▶ **Your task**
Count the lines below that include the word "Income" and write that number alone.

▶ **Task material**

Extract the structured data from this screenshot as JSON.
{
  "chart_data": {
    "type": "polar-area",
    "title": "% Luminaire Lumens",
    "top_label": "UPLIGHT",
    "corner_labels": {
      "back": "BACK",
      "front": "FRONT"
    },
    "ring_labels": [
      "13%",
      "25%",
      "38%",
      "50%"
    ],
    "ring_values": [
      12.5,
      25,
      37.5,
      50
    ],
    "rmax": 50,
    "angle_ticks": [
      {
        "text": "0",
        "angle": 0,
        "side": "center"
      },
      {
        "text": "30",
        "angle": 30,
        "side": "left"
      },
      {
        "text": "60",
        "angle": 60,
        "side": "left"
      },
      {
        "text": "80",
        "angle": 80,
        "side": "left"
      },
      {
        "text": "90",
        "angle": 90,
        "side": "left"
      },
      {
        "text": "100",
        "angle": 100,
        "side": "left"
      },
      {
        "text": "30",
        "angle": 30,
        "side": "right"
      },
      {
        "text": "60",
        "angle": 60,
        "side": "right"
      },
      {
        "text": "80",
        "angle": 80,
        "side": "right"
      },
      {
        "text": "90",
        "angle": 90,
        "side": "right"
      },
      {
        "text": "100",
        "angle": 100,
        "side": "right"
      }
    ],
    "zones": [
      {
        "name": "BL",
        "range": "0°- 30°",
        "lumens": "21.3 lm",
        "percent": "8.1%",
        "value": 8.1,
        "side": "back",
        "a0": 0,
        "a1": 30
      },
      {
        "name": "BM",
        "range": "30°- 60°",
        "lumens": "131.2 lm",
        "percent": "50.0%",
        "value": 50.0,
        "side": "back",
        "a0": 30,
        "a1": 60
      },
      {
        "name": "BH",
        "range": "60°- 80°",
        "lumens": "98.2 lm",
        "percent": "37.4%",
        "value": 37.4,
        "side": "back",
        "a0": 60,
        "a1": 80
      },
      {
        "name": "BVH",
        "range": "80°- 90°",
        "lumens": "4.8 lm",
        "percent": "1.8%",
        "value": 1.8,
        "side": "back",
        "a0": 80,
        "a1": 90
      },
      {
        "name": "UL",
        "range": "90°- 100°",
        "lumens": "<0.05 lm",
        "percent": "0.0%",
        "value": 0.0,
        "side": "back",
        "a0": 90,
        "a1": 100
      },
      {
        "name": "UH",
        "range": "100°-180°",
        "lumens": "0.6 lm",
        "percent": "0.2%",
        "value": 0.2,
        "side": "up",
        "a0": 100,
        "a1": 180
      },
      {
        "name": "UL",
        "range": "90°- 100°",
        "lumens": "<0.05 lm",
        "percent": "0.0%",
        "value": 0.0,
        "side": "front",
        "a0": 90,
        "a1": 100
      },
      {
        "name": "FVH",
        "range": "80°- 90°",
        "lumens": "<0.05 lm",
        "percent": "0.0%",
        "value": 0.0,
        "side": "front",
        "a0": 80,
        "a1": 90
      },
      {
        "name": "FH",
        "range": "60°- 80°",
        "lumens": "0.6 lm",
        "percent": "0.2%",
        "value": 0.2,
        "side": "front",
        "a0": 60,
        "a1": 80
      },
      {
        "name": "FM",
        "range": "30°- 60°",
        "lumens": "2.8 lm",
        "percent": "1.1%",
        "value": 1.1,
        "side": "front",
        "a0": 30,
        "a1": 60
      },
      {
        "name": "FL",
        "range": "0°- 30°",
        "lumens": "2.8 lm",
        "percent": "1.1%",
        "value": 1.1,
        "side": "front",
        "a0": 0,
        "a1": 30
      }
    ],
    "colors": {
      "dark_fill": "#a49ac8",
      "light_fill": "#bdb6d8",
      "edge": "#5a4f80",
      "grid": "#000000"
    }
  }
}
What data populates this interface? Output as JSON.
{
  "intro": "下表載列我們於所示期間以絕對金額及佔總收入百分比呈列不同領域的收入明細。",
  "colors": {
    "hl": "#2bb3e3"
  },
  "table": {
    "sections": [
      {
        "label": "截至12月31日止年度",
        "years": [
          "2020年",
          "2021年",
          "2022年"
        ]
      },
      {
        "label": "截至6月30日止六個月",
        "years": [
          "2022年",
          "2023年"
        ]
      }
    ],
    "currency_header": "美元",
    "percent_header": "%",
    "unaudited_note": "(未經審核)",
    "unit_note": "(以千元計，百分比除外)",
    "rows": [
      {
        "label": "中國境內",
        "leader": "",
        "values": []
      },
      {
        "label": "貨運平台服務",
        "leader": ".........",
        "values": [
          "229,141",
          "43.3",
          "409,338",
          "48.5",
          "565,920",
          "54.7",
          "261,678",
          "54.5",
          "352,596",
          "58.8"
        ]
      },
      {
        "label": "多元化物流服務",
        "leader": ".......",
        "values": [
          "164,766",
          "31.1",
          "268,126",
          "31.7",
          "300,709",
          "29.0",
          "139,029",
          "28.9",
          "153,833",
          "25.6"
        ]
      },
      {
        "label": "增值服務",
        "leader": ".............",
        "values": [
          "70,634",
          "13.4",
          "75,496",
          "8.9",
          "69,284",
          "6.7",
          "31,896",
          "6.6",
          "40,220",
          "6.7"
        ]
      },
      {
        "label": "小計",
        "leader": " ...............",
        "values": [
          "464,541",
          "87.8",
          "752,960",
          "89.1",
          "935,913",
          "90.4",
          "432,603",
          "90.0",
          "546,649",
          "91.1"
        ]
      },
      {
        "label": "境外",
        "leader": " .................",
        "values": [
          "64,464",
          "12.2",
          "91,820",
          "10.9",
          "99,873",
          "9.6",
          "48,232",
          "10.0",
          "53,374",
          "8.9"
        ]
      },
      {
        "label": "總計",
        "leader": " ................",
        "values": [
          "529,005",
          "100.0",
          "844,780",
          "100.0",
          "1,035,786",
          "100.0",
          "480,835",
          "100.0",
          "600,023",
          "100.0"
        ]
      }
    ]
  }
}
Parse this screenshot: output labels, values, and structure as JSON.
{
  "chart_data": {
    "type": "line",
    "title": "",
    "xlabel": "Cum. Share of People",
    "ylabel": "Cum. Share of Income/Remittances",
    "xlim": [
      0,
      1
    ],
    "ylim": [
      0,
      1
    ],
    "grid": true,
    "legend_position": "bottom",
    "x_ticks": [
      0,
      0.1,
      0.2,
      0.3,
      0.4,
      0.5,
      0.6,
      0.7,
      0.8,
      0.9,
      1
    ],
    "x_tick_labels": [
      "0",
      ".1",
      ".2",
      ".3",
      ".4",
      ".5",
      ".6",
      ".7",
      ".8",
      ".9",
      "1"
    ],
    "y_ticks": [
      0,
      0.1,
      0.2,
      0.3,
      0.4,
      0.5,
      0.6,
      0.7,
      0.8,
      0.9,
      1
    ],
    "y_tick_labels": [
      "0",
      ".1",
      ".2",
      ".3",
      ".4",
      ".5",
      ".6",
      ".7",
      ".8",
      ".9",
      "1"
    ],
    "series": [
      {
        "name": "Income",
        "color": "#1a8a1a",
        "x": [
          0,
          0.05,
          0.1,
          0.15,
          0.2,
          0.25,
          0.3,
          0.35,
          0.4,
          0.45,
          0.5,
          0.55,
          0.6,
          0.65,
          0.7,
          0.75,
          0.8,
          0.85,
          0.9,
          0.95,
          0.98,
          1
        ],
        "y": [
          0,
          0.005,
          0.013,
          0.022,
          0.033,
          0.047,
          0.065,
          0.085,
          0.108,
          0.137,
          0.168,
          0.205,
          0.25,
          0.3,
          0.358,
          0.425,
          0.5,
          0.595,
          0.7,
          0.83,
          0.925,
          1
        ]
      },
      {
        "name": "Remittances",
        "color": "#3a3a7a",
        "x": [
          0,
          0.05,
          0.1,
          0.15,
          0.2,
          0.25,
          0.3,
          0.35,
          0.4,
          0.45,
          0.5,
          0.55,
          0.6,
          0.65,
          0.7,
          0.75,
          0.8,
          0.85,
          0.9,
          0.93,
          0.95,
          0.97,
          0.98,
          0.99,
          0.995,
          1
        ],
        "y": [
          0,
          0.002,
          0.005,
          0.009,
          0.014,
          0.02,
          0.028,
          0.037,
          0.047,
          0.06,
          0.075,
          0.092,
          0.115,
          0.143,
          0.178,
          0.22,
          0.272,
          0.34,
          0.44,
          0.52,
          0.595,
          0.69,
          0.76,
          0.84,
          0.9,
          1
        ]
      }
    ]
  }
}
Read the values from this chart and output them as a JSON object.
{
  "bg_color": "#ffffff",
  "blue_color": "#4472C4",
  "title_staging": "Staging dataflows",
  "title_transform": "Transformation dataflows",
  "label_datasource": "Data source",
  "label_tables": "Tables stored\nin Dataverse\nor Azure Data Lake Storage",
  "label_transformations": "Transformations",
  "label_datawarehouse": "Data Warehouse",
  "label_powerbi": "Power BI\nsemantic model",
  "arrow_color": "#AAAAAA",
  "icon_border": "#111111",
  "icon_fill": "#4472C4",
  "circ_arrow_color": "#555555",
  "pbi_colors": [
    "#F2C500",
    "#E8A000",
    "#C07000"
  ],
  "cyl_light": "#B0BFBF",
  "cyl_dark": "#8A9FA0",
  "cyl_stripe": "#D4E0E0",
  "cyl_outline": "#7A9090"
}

▶ **Expected answer**
2